> [Page]
Dr. Reginald Lobosky
A tribute by Keith Thompson
“It was the summer of 1990 that I finished my first semester of law school in England at Middlesex University. I applied for summer employment with several firms and was fortunate enough to be accepted at Higgs & Johnson,” Keith Thompson says as he recalls the opportunity that would lead to his first encounter with Reginald Lobosky.
Reginald Lobosky was many things to many people, as was his talent as a human being. He was a former chairman of the United Bahamian Party, a past president of the Bahamas Chamber of Commerce, the first president of Civil Society Bahamas (CSB), and partner in well-renowned Shirley Street law firm Harry B. Sands, Lobosky & Company. For Keith Thompson, however, he took on a more personal role: mentor and motivator. Many people knew Reg as a man frequently engaged in politics, hard work, and study – a reputation Keith attests to. But as his apprentice, Keith also became privy to another side of Reg: his humanitarian nature.
The recently sworn-in Vice President of the Bahamas Industrial Tribunal fondly shares how his internship at Higgs & Johnson introduced him to the man who would become like a father to him.
How it began:
“Initially I was assigned to Dr. Earl Cash, whose concentration was trust law. His office was upstairs, and after about a week I wandered downstairs and walked past Mr. Lobosky’s office and saw him sitting in there by himself.

> [Data shown]

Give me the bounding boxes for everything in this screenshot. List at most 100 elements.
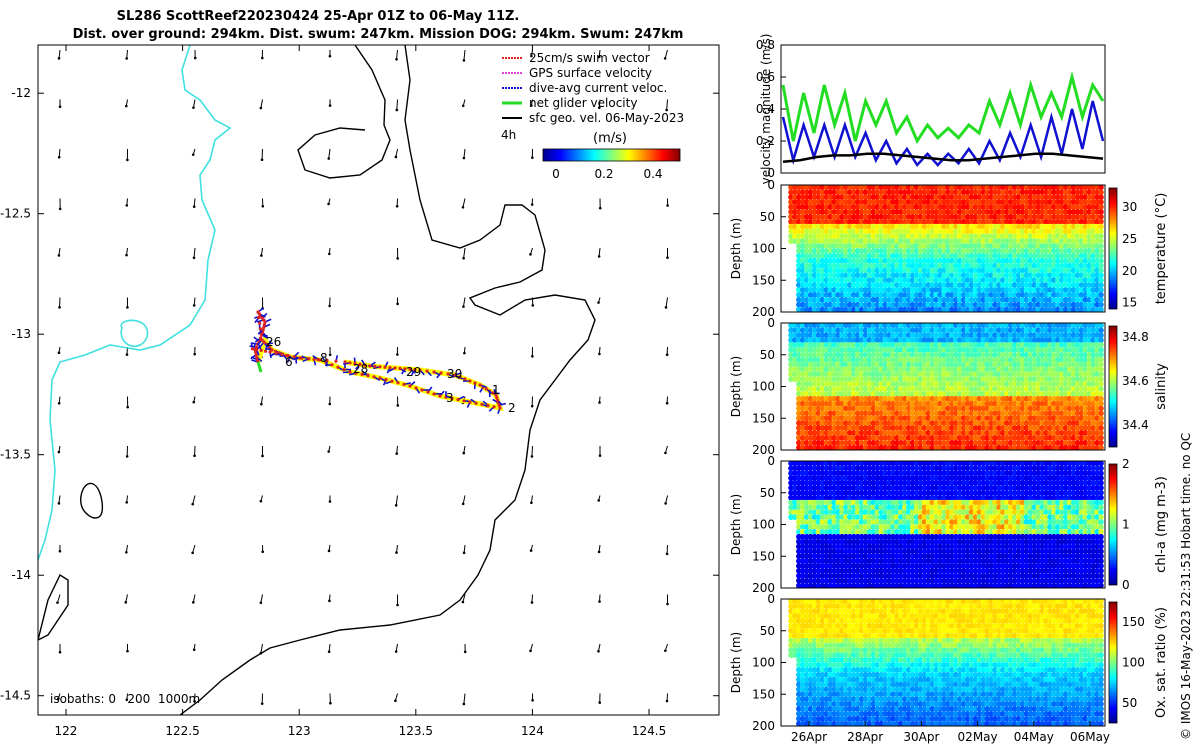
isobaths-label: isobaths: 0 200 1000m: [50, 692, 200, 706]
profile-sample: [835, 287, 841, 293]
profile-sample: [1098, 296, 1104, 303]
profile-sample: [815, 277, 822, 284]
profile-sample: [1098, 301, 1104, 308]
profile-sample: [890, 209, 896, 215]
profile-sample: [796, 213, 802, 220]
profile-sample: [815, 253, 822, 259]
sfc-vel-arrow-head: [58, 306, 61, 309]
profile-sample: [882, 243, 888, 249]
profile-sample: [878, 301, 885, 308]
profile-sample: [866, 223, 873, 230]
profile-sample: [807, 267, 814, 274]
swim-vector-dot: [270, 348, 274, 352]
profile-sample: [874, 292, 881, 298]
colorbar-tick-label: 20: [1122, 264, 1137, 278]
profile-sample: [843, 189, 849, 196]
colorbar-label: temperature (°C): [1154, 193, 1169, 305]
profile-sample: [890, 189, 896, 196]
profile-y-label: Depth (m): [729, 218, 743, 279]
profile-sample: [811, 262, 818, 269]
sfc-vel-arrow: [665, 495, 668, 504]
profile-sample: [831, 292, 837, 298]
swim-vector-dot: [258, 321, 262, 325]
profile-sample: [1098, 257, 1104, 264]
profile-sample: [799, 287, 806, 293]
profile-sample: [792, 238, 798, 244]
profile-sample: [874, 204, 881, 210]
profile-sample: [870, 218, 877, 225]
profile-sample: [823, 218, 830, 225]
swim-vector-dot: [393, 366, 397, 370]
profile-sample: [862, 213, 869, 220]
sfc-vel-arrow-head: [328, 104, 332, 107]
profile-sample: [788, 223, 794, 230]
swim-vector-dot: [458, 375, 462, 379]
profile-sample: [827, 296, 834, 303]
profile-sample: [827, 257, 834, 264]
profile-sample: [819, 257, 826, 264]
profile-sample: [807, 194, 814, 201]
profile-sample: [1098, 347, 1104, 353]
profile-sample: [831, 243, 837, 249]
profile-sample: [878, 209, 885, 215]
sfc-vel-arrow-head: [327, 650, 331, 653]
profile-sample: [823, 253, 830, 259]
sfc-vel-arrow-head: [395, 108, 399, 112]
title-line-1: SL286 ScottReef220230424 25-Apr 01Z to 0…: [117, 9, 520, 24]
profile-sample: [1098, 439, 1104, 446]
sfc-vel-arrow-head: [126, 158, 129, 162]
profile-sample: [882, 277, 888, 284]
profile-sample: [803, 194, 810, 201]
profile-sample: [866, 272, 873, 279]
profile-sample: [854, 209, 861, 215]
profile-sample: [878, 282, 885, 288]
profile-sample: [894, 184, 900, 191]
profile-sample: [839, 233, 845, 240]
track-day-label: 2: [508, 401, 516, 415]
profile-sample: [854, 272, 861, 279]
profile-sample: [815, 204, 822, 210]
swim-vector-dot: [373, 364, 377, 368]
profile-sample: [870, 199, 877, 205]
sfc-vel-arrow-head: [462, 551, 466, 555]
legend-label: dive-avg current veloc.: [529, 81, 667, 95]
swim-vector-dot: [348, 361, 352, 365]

> [Directions for this task] Repeat word for word the passage of the tribute to Reginald Lobosky from "Dr. Reginald Lobosky" to "with Reginald Lobosky.".

> [Result of the exercise]
Dr. Reginald Lobosky
A tribute by Keith Thompson
“It was the summer of 1990 that I finished my first semester of law school in England at Middlesex University. I applied for summer employment with several firms and was fortunate enough to be accepted at Higgs & Johnson,” Keith Thompson says as he recalls the opportunity that would lead to his first encounter with Reginald Lobosky.